:: RECORDS TO PROCESS ::
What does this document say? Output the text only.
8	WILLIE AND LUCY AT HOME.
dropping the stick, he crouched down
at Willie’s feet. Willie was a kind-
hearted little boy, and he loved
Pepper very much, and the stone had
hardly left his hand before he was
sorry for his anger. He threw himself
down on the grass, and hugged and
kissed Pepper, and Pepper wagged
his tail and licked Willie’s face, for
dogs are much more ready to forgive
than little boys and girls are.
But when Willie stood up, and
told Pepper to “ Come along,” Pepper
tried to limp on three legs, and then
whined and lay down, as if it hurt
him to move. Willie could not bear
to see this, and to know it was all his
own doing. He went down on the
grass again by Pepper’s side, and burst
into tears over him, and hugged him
:::
TASK STATEMENT - Repeat the material above in full, keeping every word.

EXERCISE OUTPUT -
What does this document say? Output the text only.
8	WILLIE AND LUCY AT HOME.
dropping the stick, he crouched down
at Willie’s feet. Willie was a kind-
hearted little boy, and he loved
Pepper very much, and the stone had
hardly left his hand before he was
sorry for his anger. He threw himself
down on the grass, and hugged and
kissed Pepper, and Pepper wagged
his tail and licked Willie’s face, for
dogs are much more ready to forgive
than little boys and girls are.
But when Willie stood up, and
told Pepper to “ Come along,” Pepper
tried to limp on three legs, and then
whined and lay down, as if it hurt
him to move. Willie could not bear
to see this, and to know it was all his
own doing. He went down on the
grass again by Pepper’s side, and burst
into tears over him, and hugged him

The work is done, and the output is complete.